- **REQUIREMENTS**: State how many lines include "this", giving the number by itself.

- **MATERIAL PROVIDED**:
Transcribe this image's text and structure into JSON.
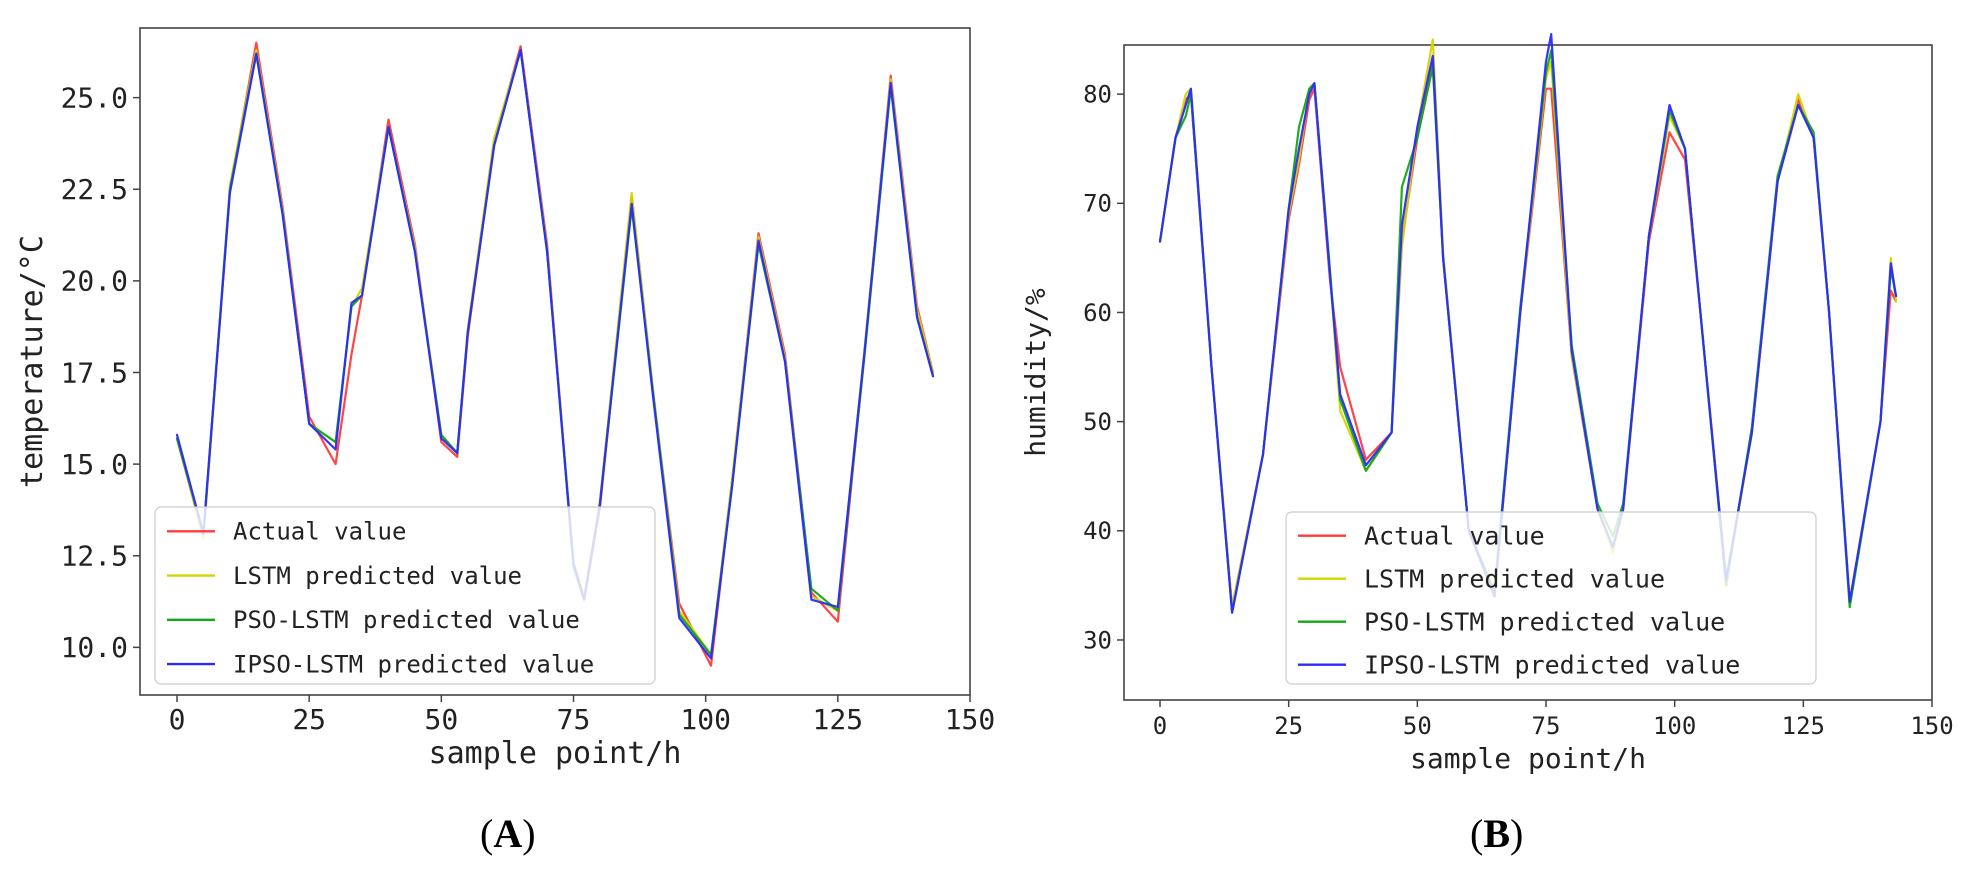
{
  "panel_labels": [
    "A",
    "B"
  ],
  "chart_data": [
    {
      "type": "line",
      "xlabel": "sample point/h",
      "ylabel": "temperature/°C",
      "xlim": [
        -7,
        150
      ],
      "ylim": [
        8.7,
        26.9
      ],
      "xticks": [
        0,
        25,
        50,
        75,
        100,
        125,
        150
      ],
      "xtick_labels": [
        "0",
        "25",
        "50",
        "75",
        "100",
        "125",
        "150"
      ],
      "yticks": [
        10.0,
        12.5,
        15.0,
        17.5,
        20.0,
        22.5,
        25.0
      ],
      "ytick_labels": [
        "10.0",
        "12.5",
        "15.0",
        "17.5",
        "20.0",
        "22.5",
        "25.0"
      ],
      "grid": false,
      "legend_position": "lower-left",
      "legend": [
        "Actual value",
        "LSTM predicted value",
        "PSO-LSTM predicted value",
        "IPSO-LSTM predicted value"
      ],
      "series_colors": [
        "#ff3b3b",
        "#d4d400",
        "#13a813",
        "#2a2aff"
      ],
      "x": [
        0,
        5,
        10,
        15,
        20,
        25,
        30,
        33,
        35,
        40,
        45,
        50,
        53,
        55,
        60,
        65,
        70,
        75,
        77,
        80,
        86,
        90,
        95,
        101,
        105,
        110,
        115,
        120,
        125,
        130,
        135,
        140,
        143
      ],
      "series": [
        {
          "name": "Actual value",
          "values": [
            15.7,
            13.0,
            22.5,
            26.5,
            22.0,
            16.3,
            15.0,
            18.0,
            19.6,
            24.4,
            21.0,
            15.6,
            15.2,
            18.5,
            23.8,
            26.4,
            21.0,
            12.2,
            11.3,
            13.8,
            22.3,
            17.0,
            11.2,
            9.5,
            14.5,
            21.3,
            18.0,
            11.5,
            10.7,
            18.0,
            25.6,
            19.3,
            17.5
          ]
        },
        {
          "name": "LSTM predicted value",
          "values": [
            15.7,
            13.0,
            22.6,
            26.3,
            21.9,
            16.1,
            15.6,
            19.3,
            19.8,
            24.2,
            20.9,
            15.8,
            15.3,
            18.7,
            23.9,
            26.3,
            20.9,
            12.3,
            11.4,
            14.0,
            22.4,
            17.1,
            11.0,
            9.8,
            14.6,
            21.2,
            17.9,
            11.4,
            11.0,
            18.1,
            25.5,
            19.2,
            17.5
          ]
        },
        {
          "name": "PSO-LSTM predicted value",
          "values": [
            15.7,
            13.1,
            22.5,
            26.2,
            21.8,
            16.1,
            15.6,
            19.3,
            19.6,
            24.2,
            20.8,
            15.8,
            15.3,
            18.6,
            23.7,
            26.3,
            20.8,
            12.2,
            11.3,
            13.9,
            22.0,
            17.0,
            10.9,
            9.8,
            14.4,
            21.0,
            17.8,
            11.6,
            11.0,
            17.9,
            25.3,
            19.0,
            17.4
          ]
        },
        {
          "name": "IPSO-LSTM predicted value",
          "values": [
            15.8,
            13.1,
            22.4,
            26.2,
            21.8,
            16.1,
            15.4,
            19.4,
            19.6,
            24.2,
            20.8,
            15.7,
            15.3,
            18.6,
            23.7,
            26.3,
            20.8,
            12.3,
            11.3,
            13.9,
            22.1,
            16.9,
            10.8,
            9.7,
            14.4,
            21.1,
            17.8,
            11.3,
            11.1,
            18.0,
            25.4,
            19.0,
            17.4
          ]
        }
      ]
    },
    {
      "type": "line",
      "xlabel": "sample point/h",
      "ylabel": "humidity/%",
      "xlim": [
        -7,
        150
      ],
      "ylim": [
        24.5,
        84.5
      ],
      "xticks": [
        0,
        25,
        50,
        75,
        100,
        125,
        150
      ],
      "xtick_labels": [
        "0",
        "25",
        "50",
        "75",
        "100",
        "125",
        "150"
      ],
      "yticks": [
        30,
        40,
        50,
        60,
        70,
        80
      ],
      "ytick_labels": [
        "30",
        "40",
        "50",
        "60",
        "70",
        "80"
      ],
      "grid": false,
      "legend_position": "lower-left",
      "legend": [
        "Actual value",
        "LSTM predicted value",
        "PSO-LSTM predicted value",
        "IPSO-LSTM predicted value"
      ],
      "series_colors": [
        "#ff3b3b",
        "#d4d400",
        "#13a813",
        "#2a2aff"
      ],
      "x": [
        0,
        3,
        5,
        6,
        10,
        14,
        20,
        25,
        27,
        29,
        30,
        33,
        35,
        40,
        45,
        47,
        50,
        53,
        55,
        60,
        65,
        70,
        75,
        76,
        80,
        85,
        88,
        90,
        95,
        99,
        102,
        105,
        110,
        115,
        120,
        124,
        127,
        130,
        134,
        140,
        142,
        143
      ],
      "series": [
        {
          "name": "Actual value",
          "values": [
            66.5,
            76.0,
            79.5,
            80.0,
            55.0,
            33.0,
            47.0,
            68.5,
            73.5,
            79.5,
            80.5,
            63.0,
            55.0,
            46.5,
            49.0,
            66.5,
            76.0,
            83.0,
            65.0,
            40.0,
            34.0,
            60.0,
            80.5,
            80.5,
            56.0,
            42.0,
            38.5,
            42.0,
            66.5,
            76.5,
            74.0,
            60.0,
            35.5,
            49.0,
            72.0,
            79.5,
            76.0,
            60.0,
            33.5,
            50.0,
            62.0,
            61.0
          ]
        },
        {
          "name": "LSTM predicted value",
          "values": [
            66.5,
            76.0,
            80.0,
            80.5,
            55.0,
            33.0,
            47.0,
            69.0,
            74.0,
            80.5,
            81.0,
            63.5,
            51.0,
            45.5,
            49.0,
            66.0,
            77.0,
            85.0,
            65.5,
            40.0,
            34.0,
            60.0,
            81.5,
            83.0,
            56.0,
            42.0,
            38.0,
            42.0,
            67.0,
            78.0,
            75.0,
            60.0,
            35.0,
            49.0,
            72.0,
            80.0,
            76.0,
            60.0,
            33.5,
            50.0,
            65.0,
            61.0
          ]
        },
        {
          "name": "PSO-LSTM predicted value",
          "values": [
            66.5,
            76.0,
            78.0,
            80.0,
            55.0,
            32.5,
            47.0,
            69.5,
            77.0,
            80.5,
            81.0,
            64.0,
            52.0,
            45.5,
            49.0,
            71.5,
            76.0,
            82.5,
            65.0,
            40.0,
            34.5,
            60.5,
            82.0,
            84.0,
            57.0,
            42.5,
            39.5,
            42.5,
            67.0,
            78.5,
            75.0,
            60.0,
            35.0,
            49.5,
            72.5,
            79.0,
            76.5,
            60.0,
            33.0,
            50.0,
            64.0,
            61.5
          ]
        },
        {
          "name": "IPSO-LSTM predicted value",
          "values": [
            66.5,
            76.0,
            79.0,
            80.5,
            55.0,
            32.5,
            47.0,
            69.5,
            75.0,
            80.0,
            81.0,
            63.5,
            52.5,
            46.0,
            49.0,
            68.0,
            77.0,
            83.5,
            65.0,
            40.0,
            34.0,
            60.0,
            83.0,
            85.5,
            56.5,
            42.0,
            38.5,
            42.0,
            67.0,
            79.0,
            75.0,
            60.0,
            35.5,
            49.0,
            72.0,
            79.0,
            76.0,
            60.0,
            33.5,
            50.0,
            64.5,
            61.5
          ]
        }
      ]
    }
  ]
}
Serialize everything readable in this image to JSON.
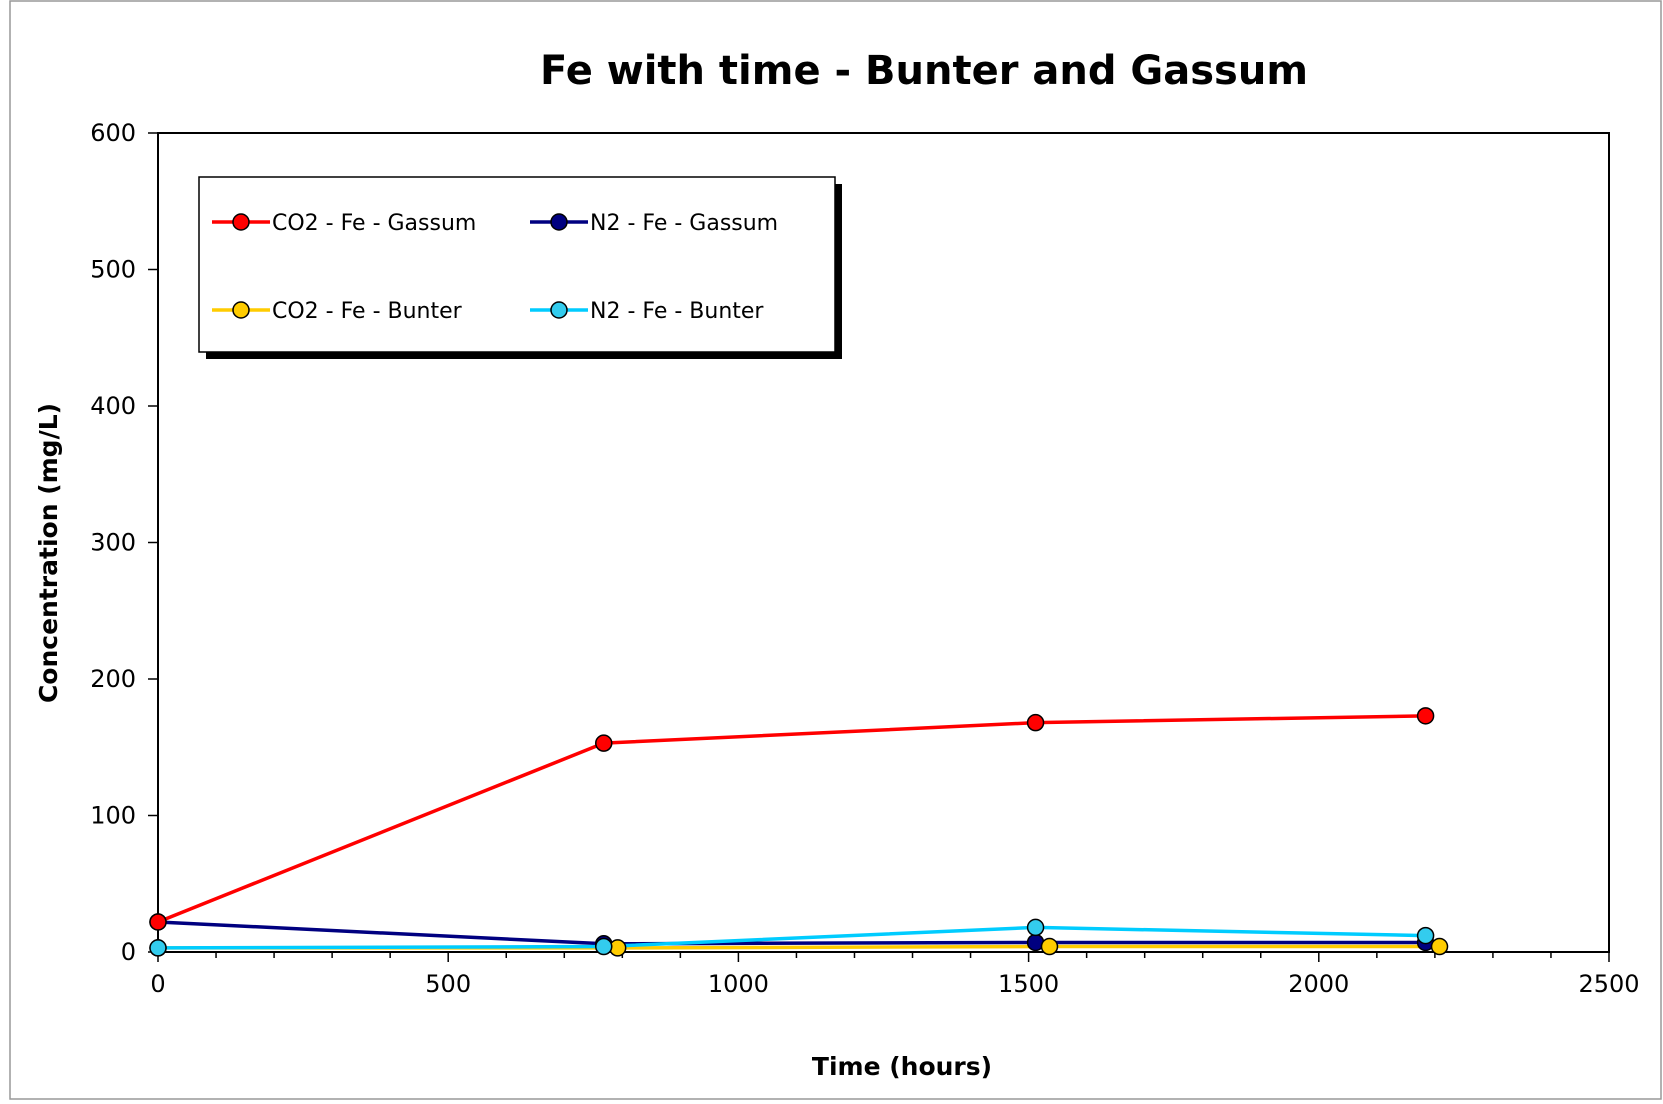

- **OUTPUT**: 2